## Objective
Quote every line as written. Omit pictures.

**** Material for this task ****

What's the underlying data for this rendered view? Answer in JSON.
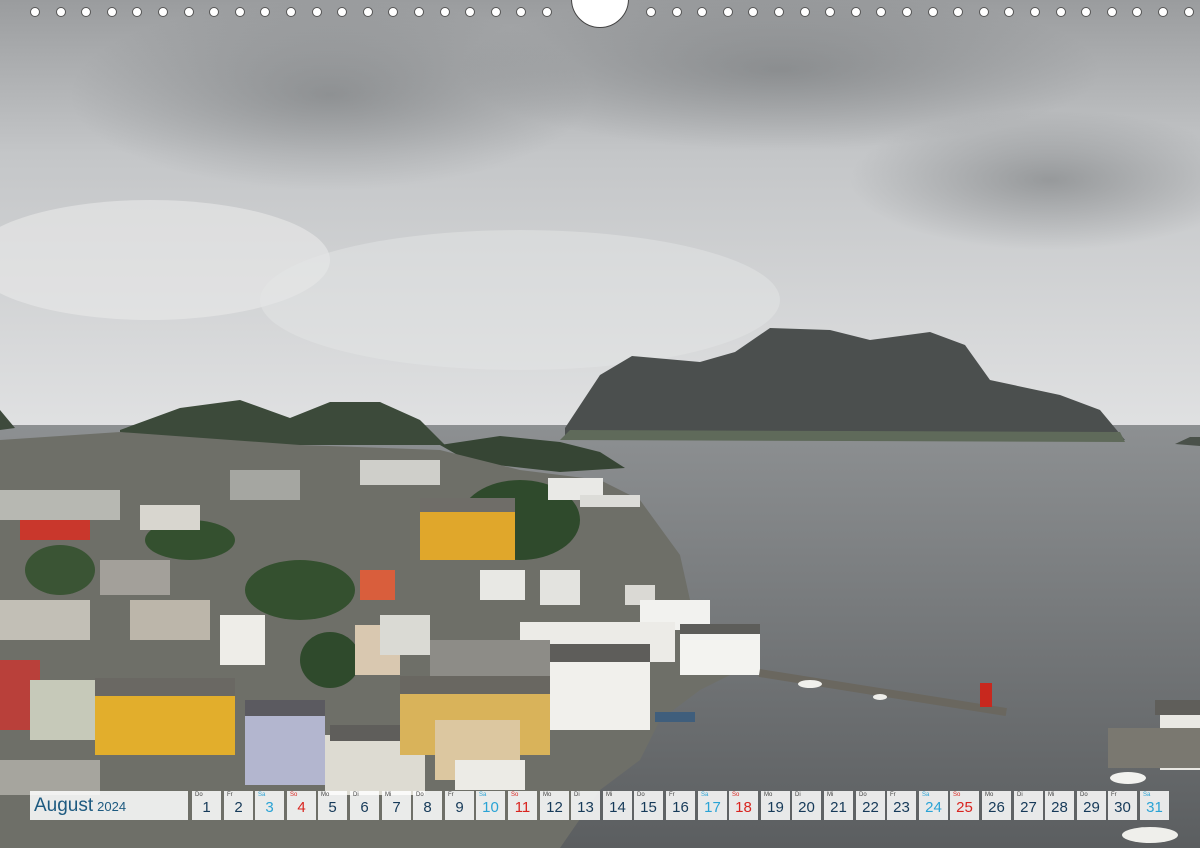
{
  "calendar": {
    "month": "August",
    "year": "2024",
    "colors": {
      "weekday": "#163a59",
      "saturday": "#2aa3d5",
      "sunday": "#d9241f",
      "month": "#1d5a80"
    },
    "days": [
      {
        "wd": "Do",
        "num": "1",
        "type": "weekday"
      },
      {
        "wd": "Fr",
        "num": "2",
        "type": "weekday"
      },
      {
        "wd": "Sa",
        "num": "3",
        "type": "sat"
      },
      {
        "wd": "So",
        "num": "4",
        "type": "sun"
      },
      {
        "wd": "Mo",
        "num": "5",
        "type": "weekday"
      },
      {
        "wd": "Di",
        "num": "6",
        "type": "weekday"
      },
      {
        "wd": "Mi",
        "num": "7",
        "type": "weekday"
      },
      {
        "wd": "Do",
        "num": "8",
        "type": "weekday"
      },
      {
        "wd": "Fr",
        "num": "9",
        "type": "weekday"
      },
      {
        "wd": "Sa",
        "num": "10",
        "type": "sat"
      },
      {
        "wd": "So",
        "num": "11",
        "type": "sun"
      },
      {
        "wd": "Mo",
        "num": "12",
        "type": "weekday"
      },
      {
        "wd": "Di",
        "num": "13",
        "type": "weekday"
      },
      {
        "wd": "Mi",
        "num": "14",
        "type": "weekday"
      },
      {
        "wd": "Do",
        "num": "15",
        "type": "weekday"
      },
      {
        "wd": "Fr",
        "num": "16",
        "type": "weekday"
      },
      {
        "wd": "Sa",
        "num": "17",
        "type": "sat"
      },
      {
        "wd": "So",
        "num": "18",
        "type": "sun"
      },
      {
        "wd": "Mo",
        "num": "19",
        "type": "weekday"
      },
      {
        "wd": "Di",
        "num": "20",
        "type": "weekday"
      },
      {
        "wd": "Mi",
        "num": "21",
        "type": "weekday"
      },
      {
        "wd": "Do",
        "num": "22",
        "type": "weekday"
      },
      {
        "wd": "Fr",
        "num": "23",
        "type": "weekday"
      },
      {
        "wd": "Sa",
        "num": "24",
        "type": "sat"
      },
      {
        "wd": "So",
        "num": "25",
        "type": "sun"
      },
      {
        "wd": "Mo",
        "num": "26",
        "type": "weekday"
      },
      {
        "wd": "Di",
        "num": "27",
        "type": "weekday"
      },
      {
        "wd": "Mi",
        "num": "28",
        "type": "weekday"
      },
      {
        "wd": "Do",
        "num": "29",
        "type": "weekday"
      },
      {
        "wd": "Fr",
        "num": "30",
        "type": "weekday"
      },
      {
        "wd": "Sa",
        "num": "31",
        "type": "sat"
      }
    ]
  },
  "photo": {
    "colors": {
      "sky": "#d9dadb",
      "sea": "#6d7072",
      "mountain": "#4a4e4d",
      "hill": "#3e4a3c"
    }
  }
}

****

## Result below
What's the underlying data for this rendered view? Answer in JSON.
{
  "calendar": {
    "month": "August",
    "year": "2024",
    "colors": {
      "weekday": "#163a59",
      "saturday": "#2aa3d5",
      "sunday": "#d9241f",
      "month": "#1d5a80"
    },
    "days": [
      {
        "wd": "Do",
        "num": "1",
        "type": "weekday"
      },
      {
        "wd": "Fr",
        "num": "2",
        "type": "weekday"
      },
      {
        "wd": "Sa",
        "num": "3",
        "type": "sat"
      },
      {
        "wd": "So",
        "num": "4",
        "type": "sun"
      },
      {
        "wd": "Mo",
        "num": "5",
        "type": "weekday"
      },
      {
        "wd": "Di",
        "num": "6",
        "type": "weekday"
      },
      {
        "wd": "Mi",
        "num": "7",
        "type": "weekday"
      },
      {
        "wd": "Do",
        "num": "8",
        "type": "weekday"
      },
      {
        "wd": "Fr",
        "num": "9",
        "type": "weekday"
      },
      {
        "wd": "Sa",
        "num": "10",
        "type": "sat"
      },
      {
        "wd": "So",
        "num": "11",
        "type": "sun"
      },
      {
        "wd": "Mo",
        "num": "12",
        "type": "weekday"
      },
      {
        "wd": "Di",
        "num": "13",
        "type": "weekday"
      },
      {
        "wd": "Mi",
        "num": "14",
        "type": "weekday"
      },
      {
        "wd": "Do",
        "num": "15",
        "type": "weekday"
      },
      {
        "wd": "Fr",
        "num": "16",
        "type": "weekday"
      },
      {
        "wd": "Sa",
        "num": "17",
        "type": "sat"
      },
      {
        "wd": "So",
        "num": "18",
        "type": "sun"
      },
      {
        "wd": "Mo",
        "num": "19",
        "type": "weekday"
      },
      {
        "wd": "Di",
        "num": "20",
        "type": "weekday"
      },
      {
        "wd": "Mi",
        "num": "21",
        "type": "weekday"
      },
      {
        "wd": "Do",
        "num": "22",
        "type": "weekday"
      },
      {
        "wd": "Fr",
        "num": "23",
        "type": "weekday"
      },
      {
        "wd": "Sa",
        "num": "24",
        "type": "sat"
      },
      {
        "wd": "So",
        "num": "25",
        "type": "sun"
      },
      {
        "wd": "Mo",
        "num": "26",
        "type": "weekday"
      },
      {
        "wd": "Di",
        "num": "27",
        "type": "weekday"
      },
      {
        "wd": "Mi",
        "num": "28",
        "type": "weekday"
      },
      {
        "wd": "Do",
        "num": "29",
        "type": "weekday"
      },
      {
        "wd": "Fr",
        "num": "30",
        "type": "weekday"
      },
      {
        "wd": "Sa",
        "num": "31",
        "type": "sat"
      }
    ]
  },
  "photo": {
    "colors": {
      "sky": "#d9dadb",
      "sea": "#6d7072",
      "mountain": "#4a4e4d",
      "hill": "#3e4a3c"
    }
  }
}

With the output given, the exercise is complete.